**Written request 1**
Summarize the newsgroup post about Novell-SUSE Linux in two sentences.
**Written request 2**
Translate this sentence from the newsgroup post about Novell-SUSE Linux into Spanish: "I have never had to pay for any of this under Linux and most of the tools are far superior to what I had under DOS and Windows."
**Written request 3**
In the newsgroup post about Novell-SUSE Linux, what did the programming editor on Windows cost?

Re: novell-suse linux dead meat?

From: Darrell Stec (darrell_stec_at_webpagesorcery.com)
Date: 04/09/05


Date: Fri, 08 Apr 2005 20:24:15 -0400

After serious contemplation, on or about Friday 08 April 2005 11:11 am
nntpmail@epix.net wrote:

>> Then get to my special requirements for programming. On Windows (I'm
>> ignoring the costs associated with 16 years of DOS products purchased)
>> my programming editor cost $189 and $49 to $99 for updates every year or
>> so. C/C++ compilers, debuggers, and so on, usually incorporated in an
>> IDE: ranging in price from $300 to $900 when bought as a 'system'
>> (Borland, versions 1, 2, 3 and 4 of C++ Builder, version 1 and 3 of
>> Delphi, M$ Visual C++ of which I only bought one and never touched their
>> programming products again, $129 for a student version 5). That all
>> totaled up to something around $3000. I have never had to pay for any of
>> this under Linux and most of the tools are far superior to what I had
>> under DOS and Windows.

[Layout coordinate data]
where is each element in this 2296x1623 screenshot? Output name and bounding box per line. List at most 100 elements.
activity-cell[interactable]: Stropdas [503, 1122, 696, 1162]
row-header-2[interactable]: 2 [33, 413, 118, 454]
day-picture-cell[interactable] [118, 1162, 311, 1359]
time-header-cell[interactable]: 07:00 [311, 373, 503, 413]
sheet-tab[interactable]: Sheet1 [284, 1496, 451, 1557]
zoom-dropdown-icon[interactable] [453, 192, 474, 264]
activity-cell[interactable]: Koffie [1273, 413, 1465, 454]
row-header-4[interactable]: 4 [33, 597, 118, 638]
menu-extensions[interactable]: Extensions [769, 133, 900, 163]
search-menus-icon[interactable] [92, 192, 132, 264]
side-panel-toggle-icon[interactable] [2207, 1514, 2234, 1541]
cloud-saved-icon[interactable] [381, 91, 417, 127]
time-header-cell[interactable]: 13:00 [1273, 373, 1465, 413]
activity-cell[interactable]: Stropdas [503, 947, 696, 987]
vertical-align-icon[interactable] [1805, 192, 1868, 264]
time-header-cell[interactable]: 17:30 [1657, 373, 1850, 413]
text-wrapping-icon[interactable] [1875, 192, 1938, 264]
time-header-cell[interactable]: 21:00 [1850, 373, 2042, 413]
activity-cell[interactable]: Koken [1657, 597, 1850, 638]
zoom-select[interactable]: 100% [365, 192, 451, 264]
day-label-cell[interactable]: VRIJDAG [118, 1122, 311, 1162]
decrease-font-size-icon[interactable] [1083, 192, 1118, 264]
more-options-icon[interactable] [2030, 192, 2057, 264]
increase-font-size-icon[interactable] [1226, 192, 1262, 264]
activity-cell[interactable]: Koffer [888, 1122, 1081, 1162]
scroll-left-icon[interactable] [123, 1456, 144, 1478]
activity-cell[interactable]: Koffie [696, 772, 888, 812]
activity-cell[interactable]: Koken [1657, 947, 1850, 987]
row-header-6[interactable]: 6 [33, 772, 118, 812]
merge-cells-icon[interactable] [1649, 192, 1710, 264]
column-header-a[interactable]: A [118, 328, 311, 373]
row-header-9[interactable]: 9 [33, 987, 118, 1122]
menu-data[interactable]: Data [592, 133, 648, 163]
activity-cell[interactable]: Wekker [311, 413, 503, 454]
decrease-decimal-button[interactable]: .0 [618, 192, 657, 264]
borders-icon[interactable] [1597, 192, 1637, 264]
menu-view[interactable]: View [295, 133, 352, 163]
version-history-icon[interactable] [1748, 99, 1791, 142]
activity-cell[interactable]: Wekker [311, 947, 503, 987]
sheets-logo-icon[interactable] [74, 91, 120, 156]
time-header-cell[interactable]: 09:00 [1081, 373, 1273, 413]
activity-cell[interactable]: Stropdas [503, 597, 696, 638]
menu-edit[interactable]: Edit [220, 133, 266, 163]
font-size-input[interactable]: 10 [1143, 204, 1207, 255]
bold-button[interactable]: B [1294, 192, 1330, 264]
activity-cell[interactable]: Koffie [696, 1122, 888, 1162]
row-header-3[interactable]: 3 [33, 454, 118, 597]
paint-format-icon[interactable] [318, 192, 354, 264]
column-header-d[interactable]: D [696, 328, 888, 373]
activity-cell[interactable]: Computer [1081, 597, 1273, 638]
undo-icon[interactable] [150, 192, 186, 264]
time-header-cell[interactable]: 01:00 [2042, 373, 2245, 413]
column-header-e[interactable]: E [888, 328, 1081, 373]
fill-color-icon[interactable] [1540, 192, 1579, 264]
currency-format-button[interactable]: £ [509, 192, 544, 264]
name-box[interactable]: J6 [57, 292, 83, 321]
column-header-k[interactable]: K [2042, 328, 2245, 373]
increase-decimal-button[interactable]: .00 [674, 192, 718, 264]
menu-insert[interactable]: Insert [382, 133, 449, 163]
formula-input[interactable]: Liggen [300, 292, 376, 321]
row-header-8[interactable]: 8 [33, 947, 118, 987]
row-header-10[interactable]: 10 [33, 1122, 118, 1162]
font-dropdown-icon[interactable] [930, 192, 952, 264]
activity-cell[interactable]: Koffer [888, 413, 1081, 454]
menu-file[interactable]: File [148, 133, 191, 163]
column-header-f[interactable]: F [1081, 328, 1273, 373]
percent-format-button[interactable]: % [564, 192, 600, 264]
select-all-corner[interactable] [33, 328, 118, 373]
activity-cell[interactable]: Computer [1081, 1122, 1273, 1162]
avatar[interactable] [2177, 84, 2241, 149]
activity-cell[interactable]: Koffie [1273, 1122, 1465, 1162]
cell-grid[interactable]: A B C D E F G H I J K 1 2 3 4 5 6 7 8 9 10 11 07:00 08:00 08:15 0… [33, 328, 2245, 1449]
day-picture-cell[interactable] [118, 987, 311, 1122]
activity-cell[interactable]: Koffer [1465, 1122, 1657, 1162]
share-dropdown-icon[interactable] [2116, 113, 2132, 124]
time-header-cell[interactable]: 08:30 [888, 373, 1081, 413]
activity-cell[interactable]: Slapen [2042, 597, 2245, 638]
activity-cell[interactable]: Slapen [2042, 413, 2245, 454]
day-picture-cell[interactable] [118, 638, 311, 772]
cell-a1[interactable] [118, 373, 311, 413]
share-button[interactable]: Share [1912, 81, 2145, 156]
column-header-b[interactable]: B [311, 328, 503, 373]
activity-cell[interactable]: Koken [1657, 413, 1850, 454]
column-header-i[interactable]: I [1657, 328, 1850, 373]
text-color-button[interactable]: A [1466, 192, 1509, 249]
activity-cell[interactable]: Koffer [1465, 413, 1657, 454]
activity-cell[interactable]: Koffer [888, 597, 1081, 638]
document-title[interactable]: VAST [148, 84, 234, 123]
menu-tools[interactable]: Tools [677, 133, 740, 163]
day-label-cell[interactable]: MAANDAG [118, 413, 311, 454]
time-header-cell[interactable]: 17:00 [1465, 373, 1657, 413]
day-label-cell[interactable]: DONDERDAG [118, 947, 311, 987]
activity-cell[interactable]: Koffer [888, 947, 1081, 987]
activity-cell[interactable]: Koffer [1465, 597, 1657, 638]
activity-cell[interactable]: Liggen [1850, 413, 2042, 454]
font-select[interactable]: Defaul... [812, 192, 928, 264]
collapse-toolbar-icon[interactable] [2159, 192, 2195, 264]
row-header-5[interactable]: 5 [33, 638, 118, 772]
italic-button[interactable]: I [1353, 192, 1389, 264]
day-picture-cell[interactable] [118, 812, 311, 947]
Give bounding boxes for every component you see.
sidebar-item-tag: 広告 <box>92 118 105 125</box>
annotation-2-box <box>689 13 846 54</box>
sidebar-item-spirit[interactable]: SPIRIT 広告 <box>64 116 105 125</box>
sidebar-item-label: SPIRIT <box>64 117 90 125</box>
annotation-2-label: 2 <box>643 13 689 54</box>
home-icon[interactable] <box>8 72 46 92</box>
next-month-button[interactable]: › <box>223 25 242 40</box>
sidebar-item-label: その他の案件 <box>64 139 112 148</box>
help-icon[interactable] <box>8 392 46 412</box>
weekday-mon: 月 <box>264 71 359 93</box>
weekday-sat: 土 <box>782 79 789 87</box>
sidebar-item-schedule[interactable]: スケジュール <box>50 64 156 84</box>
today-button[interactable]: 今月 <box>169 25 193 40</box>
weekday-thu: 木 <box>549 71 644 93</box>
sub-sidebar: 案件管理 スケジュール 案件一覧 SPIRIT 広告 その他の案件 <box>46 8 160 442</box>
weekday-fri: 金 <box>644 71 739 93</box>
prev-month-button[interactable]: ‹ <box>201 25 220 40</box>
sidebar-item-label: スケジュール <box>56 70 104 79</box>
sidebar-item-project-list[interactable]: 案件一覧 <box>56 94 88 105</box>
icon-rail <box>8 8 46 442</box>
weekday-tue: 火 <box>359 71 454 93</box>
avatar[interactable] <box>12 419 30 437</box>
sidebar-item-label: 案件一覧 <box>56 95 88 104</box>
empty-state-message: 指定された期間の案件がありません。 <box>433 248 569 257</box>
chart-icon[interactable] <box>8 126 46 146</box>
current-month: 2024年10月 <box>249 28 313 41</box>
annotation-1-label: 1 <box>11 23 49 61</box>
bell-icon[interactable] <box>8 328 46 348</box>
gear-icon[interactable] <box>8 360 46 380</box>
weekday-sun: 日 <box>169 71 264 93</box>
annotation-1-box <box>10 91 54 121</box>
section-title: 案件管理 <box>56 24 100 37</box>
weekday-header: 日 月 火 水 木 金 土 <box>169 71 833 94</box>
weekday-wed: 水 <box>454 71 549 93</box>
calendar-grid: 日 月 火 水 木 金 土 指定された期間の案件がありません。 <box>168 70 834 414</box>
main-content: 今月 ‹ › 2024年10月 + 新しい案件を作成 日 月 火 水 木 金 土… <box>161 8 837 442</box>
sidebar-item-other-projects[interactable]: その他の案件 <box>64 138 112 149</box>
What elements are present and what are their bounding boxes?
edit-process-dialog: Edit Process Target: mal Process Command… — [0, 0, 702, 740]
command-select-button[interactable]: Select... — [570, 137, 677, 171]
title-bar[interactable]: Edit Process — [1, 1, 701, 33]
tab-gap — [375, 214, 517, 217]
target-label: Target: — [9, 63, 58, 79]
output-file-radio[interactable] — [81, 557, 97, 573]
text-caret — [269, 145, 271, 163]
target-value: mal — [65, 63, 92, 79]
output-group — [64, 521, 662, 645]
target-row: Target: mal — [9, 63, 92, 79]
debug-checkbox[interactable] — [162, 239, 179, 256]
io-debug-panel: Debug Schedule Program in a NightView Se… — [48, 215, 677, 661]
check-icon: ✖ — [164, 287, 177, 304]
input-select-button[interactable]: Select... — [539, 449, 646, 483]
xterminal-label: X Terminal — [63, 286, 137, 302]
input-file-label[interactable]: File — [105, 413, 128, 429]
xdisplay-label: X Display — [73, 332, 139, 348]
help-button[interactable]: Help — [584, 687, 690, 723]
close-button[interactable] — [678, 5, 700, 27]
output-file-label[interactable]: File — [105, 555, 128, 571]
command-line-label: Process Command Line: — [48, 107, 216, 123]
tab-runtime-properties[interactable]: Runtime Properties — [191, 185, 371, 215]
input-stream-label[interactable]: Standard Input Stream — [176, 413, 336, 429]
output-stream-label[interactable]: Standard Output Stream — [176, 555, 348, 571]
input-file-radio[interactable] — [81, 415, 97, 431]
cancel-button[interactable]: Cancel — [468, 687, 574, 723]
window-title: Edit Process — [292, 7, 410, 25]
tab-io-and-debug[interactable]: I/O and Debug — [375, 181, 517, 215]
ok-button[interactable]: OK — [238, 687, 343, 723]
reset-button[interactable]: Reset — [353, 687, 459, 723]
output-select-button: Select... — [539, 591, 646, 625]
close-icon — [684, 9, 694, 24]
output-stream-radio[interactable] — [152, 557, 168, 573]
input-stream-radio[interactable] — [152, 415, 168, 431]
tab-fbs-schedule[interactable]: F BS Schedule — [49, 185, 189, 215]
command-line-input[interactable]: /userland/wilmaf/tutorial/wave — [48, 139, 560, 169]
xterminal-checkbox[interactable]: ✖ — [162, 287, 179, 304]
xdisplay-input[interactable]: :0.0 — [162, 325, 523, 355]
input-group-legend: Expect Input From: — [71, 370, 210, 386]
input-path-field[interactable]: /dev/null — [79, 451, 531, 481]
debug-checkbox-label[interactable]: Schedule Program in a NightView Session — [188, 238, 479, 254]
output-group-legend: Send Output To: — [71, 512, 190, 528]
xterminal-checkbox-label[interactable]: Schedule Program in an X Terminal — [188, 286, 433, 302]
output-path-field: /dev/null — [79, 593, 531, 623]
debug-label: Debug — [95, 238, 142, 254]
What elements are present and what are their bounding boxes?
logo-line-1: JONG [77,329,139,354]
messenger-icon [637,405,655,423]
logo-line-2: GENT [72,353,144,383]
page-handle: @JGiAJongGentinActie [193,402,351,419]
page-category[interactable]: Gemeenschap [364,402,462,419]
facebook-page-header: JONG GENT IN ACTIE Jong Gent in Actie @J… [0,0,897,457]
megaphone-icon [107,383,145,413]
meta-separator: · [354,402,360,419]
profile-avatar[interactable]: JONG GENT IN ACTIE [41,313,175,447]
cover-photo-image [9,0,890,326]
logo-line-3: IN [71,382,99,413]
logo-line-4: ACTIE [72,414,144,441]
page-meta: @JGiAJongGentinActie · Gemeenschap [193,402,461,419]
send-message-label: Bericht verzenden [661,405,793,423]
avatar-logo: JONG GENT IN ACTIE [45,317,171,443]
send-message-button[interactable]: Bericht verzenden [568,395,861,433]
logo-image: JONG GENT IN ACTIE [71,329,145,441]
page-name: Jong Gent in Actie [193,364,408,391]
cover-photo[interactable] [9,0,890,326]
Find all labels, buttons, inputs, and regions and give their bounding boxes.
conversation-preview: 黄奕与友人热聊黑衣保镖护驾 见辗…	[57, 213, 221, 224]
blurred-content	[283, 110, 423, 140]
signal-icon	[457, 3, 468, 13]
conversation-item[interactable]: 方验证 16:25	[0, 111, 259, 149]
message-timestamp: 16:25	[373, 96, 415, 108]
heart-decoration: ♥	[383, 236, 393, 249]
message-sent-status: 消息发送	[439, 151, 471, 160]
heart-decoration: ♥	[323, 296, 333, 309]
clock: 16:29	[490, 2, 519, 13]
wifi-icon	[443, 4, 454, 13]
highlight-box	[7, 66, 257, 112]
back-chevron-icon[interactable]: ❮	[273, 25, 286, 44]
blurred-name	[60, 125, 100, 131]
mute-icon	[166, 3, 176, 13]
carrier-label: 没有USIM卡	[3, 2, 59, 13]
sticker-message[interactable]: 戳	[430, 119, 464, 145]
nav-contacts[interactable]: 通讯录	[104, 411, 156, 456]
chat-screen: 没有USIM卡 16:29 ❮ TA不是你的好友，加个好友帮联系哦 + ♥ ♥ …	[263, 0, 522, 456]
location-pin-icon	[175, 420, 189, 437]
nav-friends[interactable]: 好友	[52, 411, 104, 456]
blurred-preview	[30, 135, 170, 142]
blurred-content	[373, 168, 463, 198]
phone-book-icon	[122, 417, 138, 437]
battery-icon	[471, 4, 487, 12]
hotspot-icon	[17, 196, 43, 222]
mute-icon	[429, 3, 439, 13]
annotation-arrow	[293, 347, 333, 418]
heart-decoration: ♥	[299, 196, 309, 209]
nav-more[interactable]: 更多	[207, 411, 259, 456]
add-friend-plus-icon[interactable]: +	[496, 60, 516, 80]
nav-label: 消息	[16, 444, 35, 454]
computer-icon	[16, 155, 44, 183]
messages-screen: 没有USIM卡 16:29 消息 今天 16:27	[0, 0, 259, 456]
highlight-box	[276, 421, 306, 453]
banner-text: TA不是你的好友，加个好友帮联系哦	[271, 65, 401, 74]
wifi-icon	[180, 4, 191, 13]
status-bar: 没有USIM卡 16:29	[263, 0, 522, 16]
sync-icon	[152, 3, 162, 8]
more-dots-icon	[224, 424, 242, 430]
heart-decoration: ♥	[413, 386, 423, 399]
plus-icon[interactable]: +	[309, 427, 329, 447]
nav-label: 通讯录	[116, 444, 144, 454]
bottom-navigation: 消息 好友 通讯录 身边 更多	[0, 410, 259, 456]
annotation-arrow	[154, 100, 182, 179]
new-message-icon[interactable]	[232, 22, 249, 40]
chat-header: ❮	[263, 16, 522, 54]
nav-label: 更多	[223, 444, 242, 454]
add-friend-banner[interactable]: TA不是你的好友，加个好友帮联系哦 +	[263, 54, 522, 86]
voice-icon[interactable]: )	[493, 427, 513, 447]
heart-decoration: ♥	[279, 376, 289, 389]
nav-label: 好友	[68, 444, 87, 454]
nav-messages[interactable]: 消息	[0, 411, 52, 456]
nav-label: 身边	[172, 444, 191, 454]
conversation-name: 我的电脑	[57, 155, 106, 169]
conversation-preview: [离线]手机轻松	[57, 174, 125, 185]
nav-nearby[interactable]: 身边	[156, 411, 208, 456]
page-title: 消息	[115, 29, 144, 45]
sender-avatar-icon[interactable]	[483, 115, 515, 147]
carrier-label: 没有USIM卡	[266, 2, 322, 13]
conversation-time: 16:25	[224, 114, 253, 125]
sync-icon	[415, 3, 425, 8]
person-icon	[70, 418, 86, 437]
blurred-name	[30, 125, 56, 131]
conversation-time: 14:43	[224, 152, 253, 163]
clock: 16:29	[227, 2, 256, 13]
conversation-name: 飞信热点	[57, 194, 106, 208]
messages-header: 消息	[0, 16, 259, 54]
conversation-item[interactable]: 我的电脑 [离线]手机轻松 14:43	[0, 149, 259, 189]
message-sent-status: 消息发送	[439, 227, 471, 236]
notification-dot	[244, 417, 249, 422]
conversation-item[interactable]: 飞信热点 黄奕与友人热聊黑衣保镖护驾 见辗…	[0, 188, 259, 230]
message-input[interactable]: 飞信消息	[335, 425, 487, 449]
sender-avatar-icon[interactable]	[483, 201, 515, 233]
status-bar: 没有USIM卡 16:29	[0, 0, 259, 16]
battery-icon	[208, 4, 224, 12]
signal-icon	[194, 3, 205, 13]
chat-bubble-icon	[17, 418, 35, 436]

**Written solution 1**
The post quotes a description of programming tools bought for DOS and Windows, including an editor costing $189 with $49 to $99 updates and C/C++ systems priced from $300 to $900, adding up to around $3000. The quoted writer says none of this has had to be paid for under Linux and that most of the tools there are far superior.

**Written solution 2**
Nunca he tenido que pagar por nada de esto en Linux, y la mayoría de las herramientas son muy superiores a las que tenía en DOS y Windows.

**Written solution 3**
It cost $189.